(Selected excerpt begins)
At the 1-year follow-up examination, a new coronary angiography depicted normal circulation through the posterior descending artery and total occlusion of the ventricular posterior artery, which was filled through collateral circulation from the RCA marginal branch (Figure 3). Left ventriculography was normal.
Discussion. Radiofrequency catheter ablation has been largely applied for treatment of accessory pathways in the pediatric population with a high success rate and low risks. In fact, except for children with congenital heart disease and the smallest children, complications of RFCA in this population have been reported to be similar to those in adults.1 Coronary artery damage is rare, but potential complications secondary to RF ablation, which include coronary artery spasm, acute damage and thrombosis and chronic occlusion due to progressive scarring, and local chronic dissection.
Few cases have been reported of acute and chronic complications following RF current application in both the right and left sides. As in this report, Khanal et al.5 described a case of RCA occlusion post RFCA in a child who was treated with stenting. Other authors reporting on ischemic complications following RF ablation found that coronary angiography was normal,7,8 suggesting that those particular cases were a consequence of reversible spasm.
(Selected excerpt ends)
(The data begins)
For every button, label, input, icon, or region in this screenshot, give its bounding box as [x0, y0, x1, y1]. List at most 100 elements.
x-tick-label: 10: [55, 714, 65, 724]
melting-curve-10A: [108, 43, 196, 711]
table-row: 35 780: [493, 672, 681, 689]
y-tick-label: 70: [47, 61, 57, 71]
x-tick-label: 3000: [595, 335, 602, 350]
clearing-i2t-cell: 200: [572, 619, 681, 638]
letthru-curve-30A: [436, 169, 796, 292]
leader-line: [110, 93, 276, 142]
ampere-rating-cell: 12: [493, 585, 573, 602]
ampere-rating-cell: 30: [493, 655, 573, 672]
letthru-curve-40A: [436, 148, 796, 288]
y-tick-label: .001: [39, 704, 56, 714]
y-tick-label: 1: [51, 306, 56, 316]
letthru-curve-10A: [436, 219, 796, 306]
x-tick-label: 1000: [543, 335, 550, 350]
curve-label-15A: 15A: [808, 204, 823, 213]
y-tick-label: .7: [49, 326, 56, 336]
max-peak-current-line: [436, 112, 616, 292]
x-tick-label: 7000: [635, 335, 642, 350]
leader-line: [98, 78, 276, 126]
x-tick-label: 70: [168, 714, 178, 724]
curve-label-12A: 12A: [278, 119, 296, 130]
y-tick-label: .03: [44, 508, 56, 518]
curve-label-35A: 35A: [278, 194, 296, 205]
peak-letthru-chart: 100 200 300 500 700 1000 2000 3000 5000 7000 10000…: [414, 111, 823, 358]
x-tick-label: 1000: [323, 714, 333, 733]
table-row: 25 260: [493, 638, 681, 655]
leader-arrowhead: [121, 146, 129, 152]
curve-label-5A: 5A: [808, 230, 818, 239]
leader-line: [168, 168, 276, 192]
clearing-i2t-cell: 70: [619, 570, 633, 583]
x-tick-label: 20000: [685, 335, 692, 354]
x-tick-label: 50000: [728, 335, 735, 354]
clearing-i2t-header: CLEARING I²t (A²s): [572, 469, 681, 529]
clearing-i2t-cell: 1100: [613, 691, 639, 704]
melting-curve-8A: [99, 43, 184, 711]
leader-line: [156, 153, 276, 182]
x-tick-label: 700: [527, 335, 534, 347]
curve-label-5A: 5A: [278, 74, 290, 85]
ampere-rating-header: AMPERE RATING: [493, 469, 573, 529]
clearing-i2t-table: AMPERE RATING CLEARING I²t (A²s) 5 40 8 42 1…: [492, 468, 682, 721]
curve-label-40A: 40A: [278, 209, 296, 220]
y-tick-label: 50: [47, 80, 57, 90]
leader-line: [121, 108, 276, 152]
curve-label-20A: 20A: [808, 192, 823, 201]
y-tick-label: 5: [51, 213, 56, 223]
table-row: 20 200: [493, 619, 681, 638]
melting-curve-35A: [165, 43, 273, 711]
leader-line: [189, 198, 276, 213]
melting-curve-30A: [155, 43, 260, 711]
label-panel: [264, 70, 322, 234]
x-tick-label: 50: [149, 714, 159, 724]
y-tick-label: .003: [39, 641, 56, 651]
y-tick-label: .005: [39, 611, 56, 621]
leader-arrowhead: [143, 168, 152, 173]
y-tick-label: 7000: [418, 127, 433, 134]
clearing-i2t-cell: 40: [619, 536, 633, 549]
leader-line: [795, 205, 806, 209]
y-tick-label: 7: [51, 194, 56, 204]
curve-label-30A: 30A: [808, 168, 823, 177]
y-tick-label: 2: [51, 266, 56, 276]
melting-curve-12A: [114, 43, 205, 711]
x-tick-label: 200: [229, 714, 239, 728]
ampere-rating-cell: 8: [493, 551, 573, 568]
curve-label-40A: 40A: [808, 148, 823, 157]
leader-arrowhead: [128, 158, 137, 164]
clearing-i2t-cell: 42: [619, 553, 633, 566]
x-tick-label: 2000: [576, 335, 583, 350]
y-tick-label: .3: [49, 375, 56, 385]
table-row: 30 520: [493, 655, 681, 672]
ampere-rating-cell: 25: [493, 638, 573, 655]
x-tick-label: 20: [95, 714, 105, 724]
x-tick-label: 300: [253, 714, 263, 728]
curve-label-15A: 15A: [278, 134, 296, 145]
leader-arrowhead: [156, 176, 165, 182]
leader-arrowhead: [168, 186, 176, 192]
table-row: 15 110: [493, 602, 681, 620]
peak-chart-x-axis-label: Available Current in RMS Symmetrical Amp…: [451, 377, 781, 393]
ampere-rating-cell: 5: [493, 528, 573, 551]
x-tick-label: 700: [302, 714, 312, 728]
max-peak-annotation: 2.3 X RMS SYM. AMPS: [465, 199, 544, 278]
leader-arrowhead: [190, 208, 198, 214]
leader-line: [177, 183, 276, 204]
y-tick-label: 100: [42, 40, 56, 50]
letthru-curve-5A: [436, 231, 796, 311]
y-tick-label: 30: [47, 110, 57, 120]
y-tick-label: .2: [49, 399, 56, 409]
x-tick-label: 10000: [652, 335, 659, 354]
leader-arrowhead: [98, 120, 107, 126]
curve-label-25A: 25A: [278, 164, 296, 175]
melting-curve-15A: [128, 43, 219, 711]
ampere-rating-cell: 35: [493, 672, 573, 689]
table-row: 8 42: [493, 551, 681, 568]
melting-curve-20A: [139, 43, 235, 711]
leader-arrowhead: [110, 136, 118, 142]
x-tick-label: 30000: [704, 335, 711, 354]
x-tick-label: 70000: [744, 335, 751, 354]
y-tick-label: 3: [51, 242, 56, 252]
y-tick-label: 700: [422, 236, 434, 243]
(The data ends)
▸ **Work order A**
From the case report excerpt above, list every potential coronary artery complication of radiofrequency ablation that it names.
▸ **Work order B**
Condense the paragraph of the case report excerpt that begins "Few cases have been reported" into a shorter version that keeps its main facts.

▸ **Answer A**
- Coronary artery spasm
- Acute damage and thrombosis
- Chronic occlusion due to progressive scarring
- Local chronic dissection

▸ **Answer B**
Acute and chronic complications after RF current application on both the right and left sides have rarely been reported. Khanal et al. described a child with RCA occlusion after RFCA, like the one in this report, who was treated with stenting. Other authors who reported ischemic complications after RF ablation found normal coronary angiography, which suggests that those cases resulted from reversible spasm.